Reproduce the listing that follows with no differences at all.

GIVEN DATA

--- start ---

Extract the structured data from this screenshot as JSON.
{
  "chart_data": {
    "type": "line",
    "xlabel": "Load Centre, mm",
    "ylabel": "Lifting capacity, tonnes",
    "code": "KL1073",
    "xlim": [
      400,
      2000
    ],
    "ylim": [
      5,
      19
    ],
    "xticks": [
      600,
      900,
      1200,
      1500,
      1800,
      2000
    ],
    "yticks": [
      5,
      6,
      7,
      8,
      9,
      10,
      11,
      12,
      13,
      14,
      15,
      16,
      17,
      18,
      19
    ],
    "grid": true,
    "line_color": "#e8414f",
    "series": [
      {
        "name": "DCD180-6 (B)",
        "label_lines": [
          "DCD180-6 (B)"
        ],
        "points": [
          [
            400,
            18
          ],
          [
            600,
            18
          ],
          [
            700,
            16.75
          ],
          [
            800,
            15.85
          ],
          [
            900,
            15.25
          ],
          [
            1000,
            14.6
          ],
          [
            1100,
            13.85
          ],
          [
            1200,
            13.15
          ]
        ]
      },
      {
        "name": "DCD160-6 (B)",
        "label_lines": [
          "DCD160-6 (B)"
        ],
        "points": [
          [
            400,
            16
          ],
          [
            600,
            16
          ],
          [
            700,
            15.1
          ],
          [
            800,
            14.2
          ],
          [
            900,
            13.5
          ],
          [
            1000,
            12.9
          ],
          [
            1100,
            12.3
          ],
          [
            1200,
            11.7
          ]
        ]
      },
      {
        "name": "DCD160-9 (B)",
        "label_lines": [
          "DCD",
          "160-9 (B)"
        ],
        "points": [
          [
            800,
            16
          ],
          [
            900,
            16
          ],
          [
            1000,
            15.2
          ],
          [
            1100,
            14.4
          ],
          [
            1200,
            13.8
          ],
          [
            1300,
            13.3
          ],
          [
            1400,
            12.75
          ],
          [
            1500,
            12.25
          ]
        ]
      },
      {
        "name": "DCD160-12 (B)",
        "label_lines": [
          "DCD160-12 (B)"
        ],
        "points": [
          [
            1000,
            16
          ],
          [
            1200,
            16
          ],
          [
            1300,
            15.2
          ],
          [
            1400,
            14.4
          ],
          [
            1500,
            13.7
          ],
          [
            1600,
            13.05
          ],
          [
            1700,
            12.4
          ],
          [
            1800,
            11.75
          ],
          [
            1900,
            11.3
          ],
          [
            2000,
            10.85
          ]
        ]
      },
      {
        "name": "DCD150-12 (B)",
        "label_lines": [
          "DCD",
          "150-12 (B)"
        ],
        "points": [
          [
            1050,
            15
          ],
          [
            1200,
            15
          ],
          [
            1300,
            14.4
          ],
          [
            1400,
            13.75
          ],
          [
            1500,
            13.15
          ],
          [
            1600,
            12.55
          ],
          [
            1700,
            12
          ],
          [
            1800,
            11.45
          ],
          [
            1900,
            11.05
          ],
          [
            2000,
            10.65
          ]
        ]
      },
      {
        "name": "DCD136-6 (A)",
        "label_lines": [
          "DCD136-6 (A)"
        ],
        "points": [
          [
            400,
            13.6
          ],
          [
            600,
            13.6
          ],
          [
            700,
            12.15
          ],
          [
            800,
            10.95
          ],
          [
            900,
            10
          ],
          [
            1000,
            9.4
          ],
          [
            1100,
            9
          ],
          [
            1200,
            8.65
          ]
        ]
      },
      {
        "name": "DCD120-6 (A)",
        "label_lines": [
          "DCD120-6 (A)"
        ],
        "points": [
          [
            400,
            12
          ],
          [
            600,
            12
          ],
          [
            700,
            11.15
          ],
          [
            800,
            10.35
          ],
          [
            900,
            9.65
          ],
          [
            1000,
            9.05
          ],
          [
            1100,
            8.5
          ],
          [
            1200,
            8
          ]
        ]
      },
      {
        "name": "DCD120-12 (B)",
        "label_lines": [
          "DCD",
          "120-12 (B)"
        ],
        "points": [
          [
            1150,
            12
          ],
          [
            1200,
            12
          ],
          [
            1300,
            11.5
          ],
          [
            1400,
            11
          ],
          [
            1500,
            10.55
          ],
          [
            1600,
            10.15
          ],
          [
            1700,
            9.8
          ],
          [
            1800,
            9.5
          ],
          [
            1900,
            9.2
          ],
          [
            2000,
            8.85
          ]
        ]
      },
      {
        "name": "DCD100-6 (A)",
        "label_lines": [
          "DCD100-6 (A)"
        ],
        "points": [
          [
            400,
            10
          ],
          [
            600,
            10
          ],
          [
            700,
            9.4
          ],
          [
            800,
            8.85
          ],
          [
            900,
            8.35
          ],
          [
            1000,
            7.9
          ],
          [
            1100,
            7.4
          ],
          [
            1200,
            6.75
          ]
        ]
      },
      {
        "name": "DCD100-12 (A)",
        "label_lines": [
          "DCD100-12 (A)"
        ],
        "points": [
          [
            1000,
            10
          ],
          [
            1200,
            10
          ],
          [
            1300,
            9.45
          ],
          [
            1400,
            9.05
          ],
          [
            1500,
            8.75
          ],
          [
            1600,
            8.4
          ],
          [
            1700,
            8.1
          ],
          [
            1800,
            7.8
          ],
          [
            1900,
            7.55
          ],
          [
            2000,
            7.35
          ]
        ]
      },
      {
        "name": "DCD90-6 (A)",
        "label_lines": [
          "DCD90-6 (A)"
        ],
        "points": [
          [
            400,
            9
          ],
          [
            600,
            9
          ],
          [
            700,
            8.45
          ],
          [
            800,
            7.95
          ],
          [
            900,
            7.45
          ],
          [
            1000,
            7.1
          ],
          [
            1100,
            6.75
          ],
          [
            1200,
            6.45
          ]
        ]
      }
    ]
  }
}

--- end ---

THE REPLY
Extract the structured data from this screenshot as JSON.
{
  "chart_data": {
    "type": "line",
    "xlabel": "Load Centre, mm",
    "ylabel": "Lifting capacity, tonnes",
    "code": "KL1073",
    "xlim": [
      400,
      2000
    ],
    "ylim": [
      5,
      19
    ],
    "xticks": [
      600,
      900,
      1200,
      1500,
      1800,
      2000
    ],
    "yticks": [
      5,
      6,
      7,
      8,
      9,
      10,
      11,
      12,
      13,
      14,
      15,
      16,
      17,
      18,
      19
    ],
    "grid": true,
    "line_color": "#e8414f",
    "series": [
      {
        "name": "DCD180-6 (B)",
        "label_lines": [
          "DCD180-6 (B)"
        ],
        "points": [
          [
            400,
            18
          ],
          [
            600,
            18
          ],
          [
            700,
            16.75
          ],
          [
            800,
            15.85
          ],
          [
            900,
            15.25
          ],
          [
            1000,
            14.6
          ],
          [
            1100,
            13.85
          ],
          [
            1200,
            13.15
          ]
        ]
      },
      {
        "name": "DCD160-6 (B)",
        "label_lines": [
          "DCD160-6 (B)"
        ],
        "points": [
          [
            400,
            16
          ],
          [
            600,
            16
          ],
          [
            700,
            15.1
          ],
          [
            800,
            14.2
          ],
          [
            900,
            13.5
          ],
          [
            1000,
            12.9
          ],
          [
            1100,
            12.3
          ],
          [
            1200,
            11.7
          ]
        ]
      },
      {
        "name": "DCD160-9 (B)",
        "label_lines": [
          "DCD",
          "160-9 (B)"
        ],
        "points": [
          [
            800,
            16
          ],
          [
            900,
            16
          ],
          [
            1000,
            15.2
          ],
          [
            1100,
            14.4
          ],
          [
            1200,
            13.8
          ],
          [
            1300,
            13.3
          ],
          [
            1400,
            12.75
          ],
          [
            1500,
            12.25
          ]
        ]
      },
      {
        "name": "DCD160-12 (B)",
        "label_lines": [
          "DCD160-12 (B)"
        ],
        "points": [
          [
            1000,
            16
          ],
          [
            1200,
            16
          ],
          [
            1300,
            15.2
          ],
          [
            1400,
            14.4
          ],
          [
            1500,
            13.7
          ],
          [
            1600,
            13.05
          ],
          [
            1700,
            12.4
          ],
          [
            1800,
            11.75
          ],
          [
            1900,
            11.3
          ],
          [
            2000,
            10.85
          ]
        ]
      },
      {
        "name": "DCD150-12 (B)",
        "label_lines": [
          "DCD",
          "150-12 (B)"
        ],
        "points": [
          [
            1050,
            15
          ],
          [
            1200,
            15
          ],
          [
            1300,
            14.4
          ],
          [
            1400,
            13.75
          ],
          [
            1500,
            13.15
          ],
          [
            1600,
            12.55
          ],
          [
            1700,
            12
          ],
          [
            1800,
            11.45
          ],
          [
            1900,
            11.05
          ],
          [
            2000,
            10.65
          ]
        ]
      },
      {
        "name": "DCD136-6 (A)",
        "label_lines": [
          "DCD136-6 (A)"
        ],
        "points": [
          [
            400,
            13.6
          ],
          [
            600,
            13.6
          ],
          [
            700,
            12.15
          ],
          [
            800,
            10.95
          ],
          [
            900,
            10
          ],
          [
            1000,
            9.4
          ],
          [
            1100,
            9
          ],
          [
            1200,
            8.65
          ]
        ]
      },
      {
        "name": "DCD120-6 (A)",
        "label_lines": [
          "DCD120-6 (A)"
        ],
        "points": [
          [
            400,
            12
          ],
          [
            600,
            12
          ],
          [
            700,
            11.15
          ],
          [
            800,
            10.35
          ],
          [
            900,
            9.65
          ],
          [
            1000,
            9.05
          ],
          [
            1100,
            8.5
          ],
          [
            1200,
            8
          ]
        ]
      },
      {
        "name": "DCD120-12 (B)",
        "label_lines": [
          "DCD",
          "120-12 (B)"
        ],
        "points": [
          [
            1150,
            12
          ],
          [
            1200,
            12
          ],
          [
            1300,
            11.5
          ],
          [
            1400,
            11
          ],
          [
            1500,
            10.55
          ],
          [
            1600,
            10.15
          ],
          [
            1700,
            9.8
          ],
          [
            1800,
            9.5
          ],
          [
            1900,
            9.2
          ],
          [
            2000,
            8.85
          ]
        ]
      },
      {
        "name": "DCD100-6 (A)",
        "label_lines": [
          "DCD100-6 (A)"
        ],
        "points": [
          [
            400,
            10
          ],
          [
            600,
            10
          ],
          [
            700,
            9.4
          ],
          [
            800,
            8.85
          ],
          [
            900,
            8.35
          ],
          [
            1000,
            7.9
          ],
          [
            1100,
            7.4
          ],
          [
            1200,
            6.75
          ]
        ]
      },
      {
        "name": "DCD100-12 (A)",
        "label_lines": [
          "DCD100-12 (A)"
        ],
        "points": [
          [
            1000,
            10
          ],
          [
            1200,
            10
          ],
          [
            1300,
            9.45
          ],
          [
            1400,
            9.05
          ],
          [
            1500,
            8.75
          ],
          [
            1600,
            8.4
          ],
          [
            1700,
            8.1
          ],
          [
            1800,
            7.8
          ],
          [
            1900,
            7.55
          ],
          [
            2000,
            7.35
          ]
        ]
      },
      {
        "name": "DCD90-6 (A)",
        "label_lines": [
          "DCD90-6 (A)"
        ],
        "points": [
          [
            400,
            9
          ],
          [
            600,
            9
          ],
          [
            700,
            8.45
          ],
          [
            800,
            7.95
          ],
          [
            900,
            7.45
          ],
          [
            1000,
            7.1
          ],
          [
            1100,
            6.75
          ],
          [
            1200,
            6.45
          ]
        ]
      }
    ]
  }
}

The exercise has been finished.